__What is needed__
Quote the whole listing exactly. Leave the pictures out of your copy.
::::::
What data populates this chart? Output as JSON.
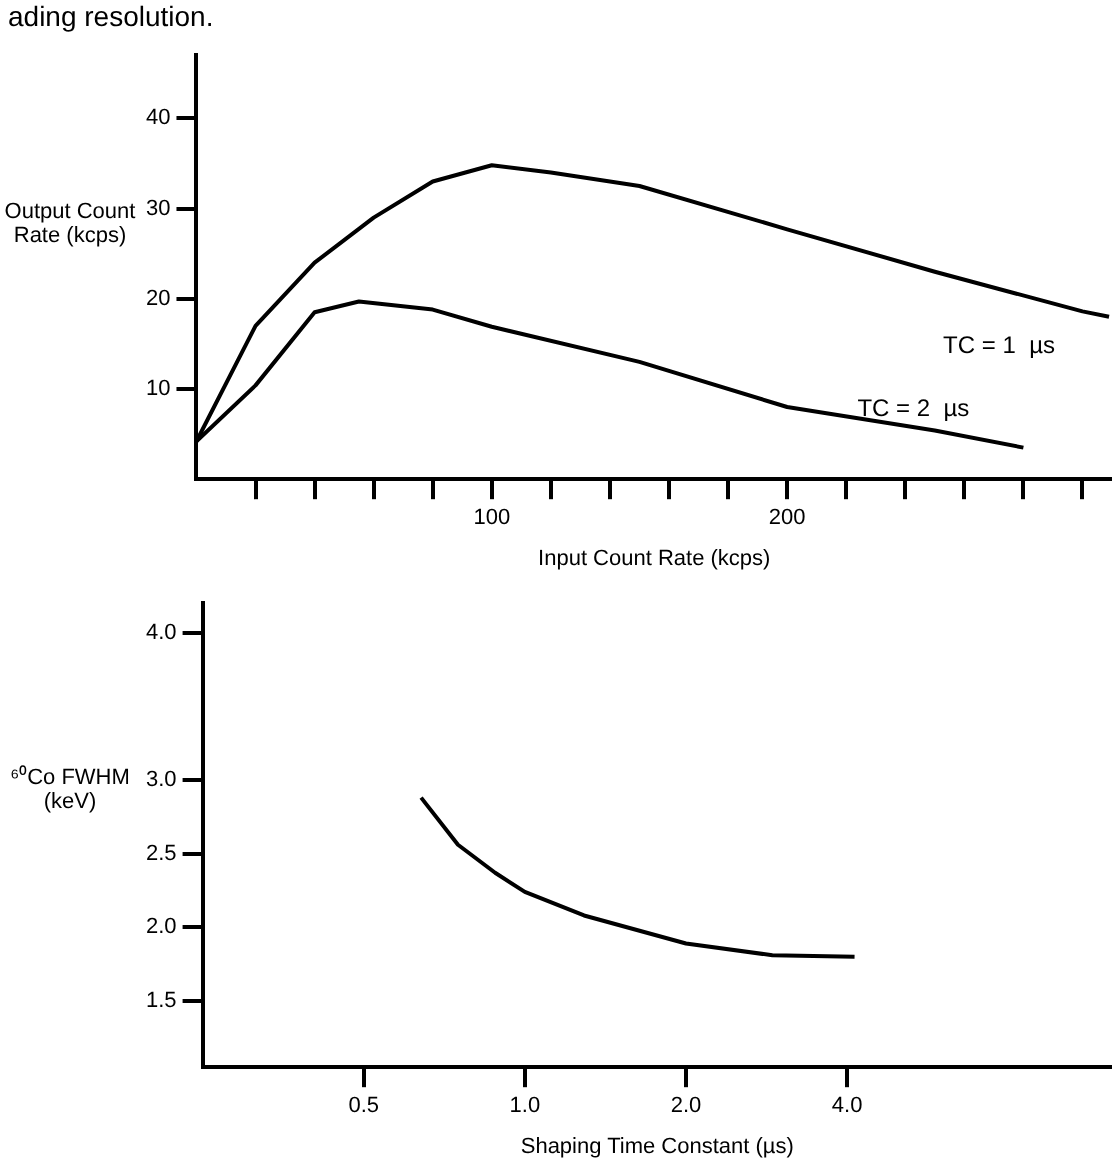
{
  "chart_data": [
    {
      "type": "line",
      "annotations": [
        "ading resolution."
      ],
      "xlabel": "Input Count Rate (kcps)",
      "ylabel": "Output Count Rate (kcps)",
      "xlim": [
        0,
        310
      ],
      "xticks": [
        {
          "value": 20,
          "label": null
        },
        {
          "value": 40,
          "label": null
        },
        {
          "value": 60,
          "label": null
        },
        {
          "value": 80,
          "label": null
        },
        100,
        {
          "value": 120,
          "label": null
        },
        {
          "value": 140,
          "label": null
        },
        {
          "value": 160,
          "label": null
        },
        {
          "value": 180,
          "label": null
        },
        200,
        {
          "value": 220,
          "label": null
        },
        {
          "value": 240,
          "label": null
        },
        {
          "value": 260,
          "label": null
        },
        {
          "value": 280,
          "label": null
        },
        {
          "value": 300,
          "label": null
        }
      ],
      "ylim": [
        0,
        47
      ],
      "yticks": [
        10,
        20,
        30,
        40
      ],
      "grid": false,
      "marker": "none",
      "line_style": "solid",
      "series": [
        {
          "name": "TC = 1  µs",
          "color": "#000000",
          "x": [
            0,
            20,
            40,
            60,
            80,
            100,
            120,
            150,
            200,
            250,
            300,
            309
          ],
          "values": [
            4.2,
            17,
            24,
            29,
            33,
            34.8,
            34,
            32.5,
            27.7,
            23,
            18.6,
            18
          ]
        },
        {
          "name": "TC = 2  µs",
          "color": "#000000",
          "x": [
            0,
            20,
            40,
            55,
            80,
            100,
            150,
            200,
            250,
            280
          ],
          "values": [
            4.2,
            10.4,
            18.5,
            19.7,
            18.8,
            16.9,
            13,
            8,
            5.4,
            3.5
          ]
        }
      ]
    },
    {
      "type": "line",
      "xlabel": "Shaping Time Constant (µs)",
      "ylabel": "⁶⁰Co FWHM (keV)",
      "log": "x",
      "xlim": [
        0.25,
        12.5
      ],
      "xticks": [
        0.5,
        {
          "value": 1,
          "label": "1.0"
        },
        {
          "value": 2,
          "label": "2.0"
        },
        {
          "value": 4,
          "label": "4.0"
        }
      ],
      "ylim": [
        1.05,
        4.2
      ],
      "yticks": [
        1.5,
        {
          "value": 2,
          "label": "2.0"
        },
        2.5,
        {
          "value": 3,
          "label": "3.0"
        },
        {
          "value": 4,
          "label": "4.0"
        }
      ],
      "grid": false,
      "marker": "none",
      "line_style": "solid",
      "series": [
        {
          "color": "#000000",
          "x": [
            0.64,
            0.75,
            0.88,
            1.0,
            1.29,
            2.0,
            2.9,
            4.13
          ],
          "values": [
            2.88,
            2.56,
            2.37,
            2.24,
            2.08,
            1.89,
            1.81,
            1.8
          ]
        }
      ]
    }
  ]
}
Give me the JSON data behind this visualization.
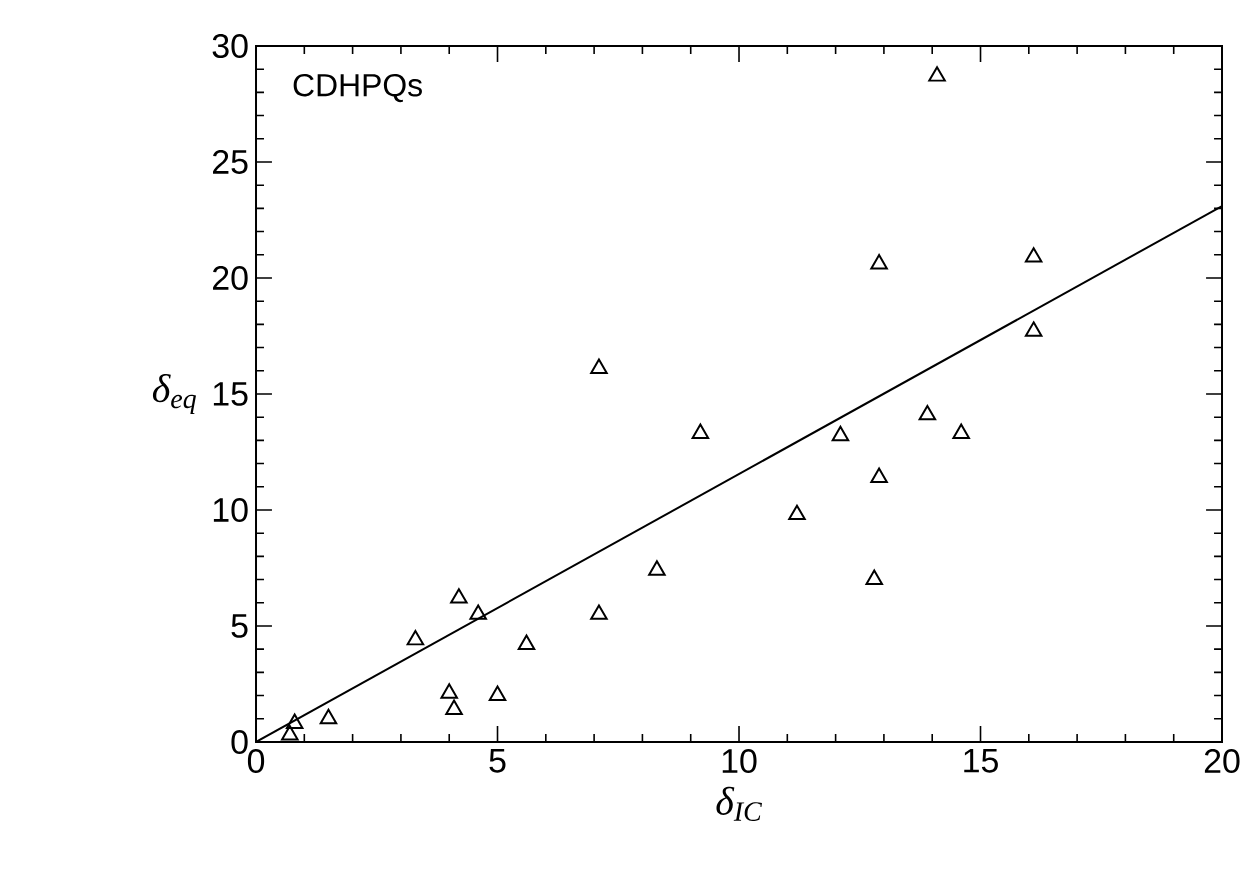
::::::
__The completed task__
What data populates this chart? Output as JSON.
{
  "chart_data": [
    {
      "type": "line",
      "annotations": [
        "ading resolution."
      ],
      "xlabel": "Input Count Rate (kcps)",
      "ylabel": "Output Count Rate (kcps)",
      "xlim": [
        0,
        310
      ],
      "xticks": [
        {
          "value": 20,
          "label": null
        },
        {
          "value": 40,
          "label": null
        },
        {
          "value": 60,
          "label": null
        },
        {
          "value": 80,
          "label": null
        },
        100,
        {
          "value": 120,
          "label": null
        },
        {
          "value": 140,
          "label": null
        },
        {
          "value": 160,
          "label": null
        },
        {
          "value": 180,
          "label": null
        },
        200,
        {
          "value": 220,
          "label": null
        },
        {
          "value": 240,
          "label": null
        },
        {
          "value": 260,
          "label": null
        },
        {
          "value": 280,
          "label": null
        },
        {
          "value": 300,
          "label": null
        }
      ],
      "ylim": [
        0,
        47
      ],
      "yticks": [
        10,
        20,
        30,
        40
      ],
      "grid": false,
      "marker": "none",
      "line_style": "solid",
      "series": [
        {
          "name": "TC = 1  µs",
          "color": "#000000",
          "x": [
            0,
            20,
            40,
            60,
            80,
            100,
            120,
            150,
            200,
            250,
            300,
            309
          ],
          "values": [
            4.2,
            17,
            24,
            29,
            33,
            34.8,
            34,
            32.5,
            27.7,
            23,
            18.6,
            18
          ]
        },
        {
          "name": "TC = 2  µs",
          "color": "#000000",
          "x": [
            0,
            20,
            40,
            55,
            80,
            100,
            150,
            200,
            250,
            280
          ],
          "values": [
            4.2,
            10.4,
            18.5,
            19.7,
            18.8,
            16.9,
            13,
            8,
            5.4,
            3.5
          ]
        }
      ]
    },
    {
      "type": "line",
      "xlabel": "Shaping Time Constant (µs)",
      "ylabel": "⁶⁰Co FWHM (keV)",
      "log": "x",
      "xlim": [
        0.25,
        12.5
      ],
      "xticks": [
        0.5,
        {
          "value": 1,
          "label": "1.0"
        },
        {
          "value": 2,
          "label": "2.0"
        },
        {
          "value": 4,
          "label": "4.0"
        }
      ],
      "ylim": [
        1.05,
        4.2
      ],
      "yticks": [
        1.5,
        {
          "value": 2,
          "label": "2.0"
        },
        2.5,
        {
          "value": 3,
          "label": "3.0"
        },
        {
          "value": 4,
          "label": "4.0"
        }
      ],
      "grid": false,
      "marker": "none",
      "line_style": "solid",
      "series": [
        {
          "color": "#000000",
          "x": [
            0.64,
            0.75,
            0.88,
            1.0,
            1.29,
            2.0,
            2.9,
            4.13
          ],
          "values": [
            2.88,
            2.56,
            2.37,
            2.24,
            2.08,
            1.89,
            1.81,
            1.8
          ]
        }
      ]
    }
  ]
}
Give me the JSON data behind this visualization.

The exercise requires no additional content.